Take every line from the listing below that contains "东北轻合金有限责任公司等".

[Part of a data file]
* BEGIN *
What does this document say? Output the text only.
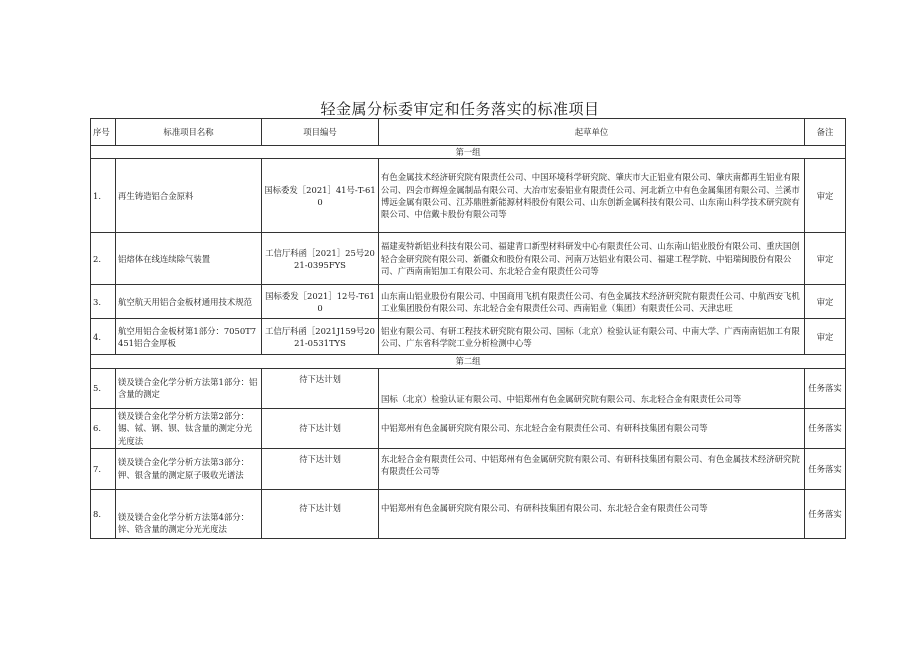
轻金属分标委审定和任务落实的标准项目
序号	标准项目名称	项目编号	起草单位	备注
第一组				
1.	再生铸造铝合金原料	国标委发［2021］41号-T-610	有色金属技术经济研究院有限责任公司、中国环境科学研究院、肇庆市大正铝业有限公司、肇庆南都再生铝业有限公司、四会市辉煌金属制品有限公司、大冶市宏泰铝业有限责任公司、河北新立中有色金属集团有限公司、兰溪市博远金属有限公司、江苏鼎胜新能源材料股份有限公司、山东创新金属科技有限公司、山东南山科学技术研究院有限公司、中信戴卡股份有限公司等	审定
2.	铝熔体在线连续除气装置	工信厅科函［2021］25号2021-0395FYS	福建麦特新铝业科技有限公司、福建青口新型材料研发中心有限责任公司、山东南山铝业股份有限公司、重庆国创轻合金研究院有限公司、新疆众和股份有限公司、河南万达铝业有限公司、福建工程学院、中铝瑞闽股份有限公司、广西南南铝加工有限公司、东北轻合金有限责任公司等	审定
3.	航空航天用铝合金板材通用技术规范	国标委发［2021］12号-T610	山东南山铝业股份有限公司、中国商用飞机有限责任公司、有色金属技术经济研究院有限责任公司、中航西安飞机工业集团股份有限公司、东北轻合金有限责任公司、西南铝业（集团）有限责任公司、天津忠旺	审定
4.	航空用铝合金板材第1部分：7050T7451铝合金厚板	工信厅科函［2021J159号2021-0531TYS	铝业有限公司、有研工程技术研究院有限公司、国标（北京）检验认证有限公司、中南大学、广西南南铝加工有限公司、广东省科学院工业分析检测中心等	审定
第二组				
5.	镁及镁合金化学分析方法第1部分：铝含量的测定	待下达计划	国标（北京）检验认证有限公司、中铝郑州有色金属研究院有限公司、东北轻合金有限责任公司等	任务落实
6.	镁及镁合金化学分析方法第2部分：锡、铽、钢、钡、钛含量的测定分光光度法	待下达计划	中铝郑州有色金属研究院有限公司、东北轻合金有限责任公司、有研科技集团有限公司等	任务落实
7.	镁及镁合金化学分析方法第3部分：钾、银含量的测定原子吸收光谱法	待下达计划	东北轻合金有限责任公司、中铝郑州有色金属研究院有限公司、有研科技集团有限公司、有色金属技术经济研究院有限责任公司等	任务落实
8.	镁及镁合金化学分析方法第4部分：锌、锆含量的测定分光光度法	待下达计划	中铝郑州有色金属研究院有限公司、有研科技集团有限公司、东北轻合金有限责任公司等	任务落实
* END *
## [Written answer]
2.	铝熔体在线连续除气装置	工信厅科函［2021］25号2021-0395FYS	福建麦特新铝业科技有限公司、福建青口新型材料研发中心有限责任公司、山东南山铝业股份有限公司、重庆国创轻合金研究院有限公司、新疆众和股份有限公司、河南万达铝业有限公司、福建工程学院、中铝瑞闽股份有限公司、广西南南铝加工有限公司、东北轻合金有限责任公司等	审定
5.	镁及镁合金化学分析方法第1部分：铝含量的测定	待下达计划	国标（北京）检验认证有限公司、中铝郑州有色金属研究院有限公司、东北轻合金有限责任公司等	任务落实
8.	镁及镁合金化学分析方法第4部分：锌、锆含量的测定分光光度法	待下达计划	中铝郑州有色金属研究院有限公司、有研科技集团有限公司、东北轻合金有限责任公司等	任务落实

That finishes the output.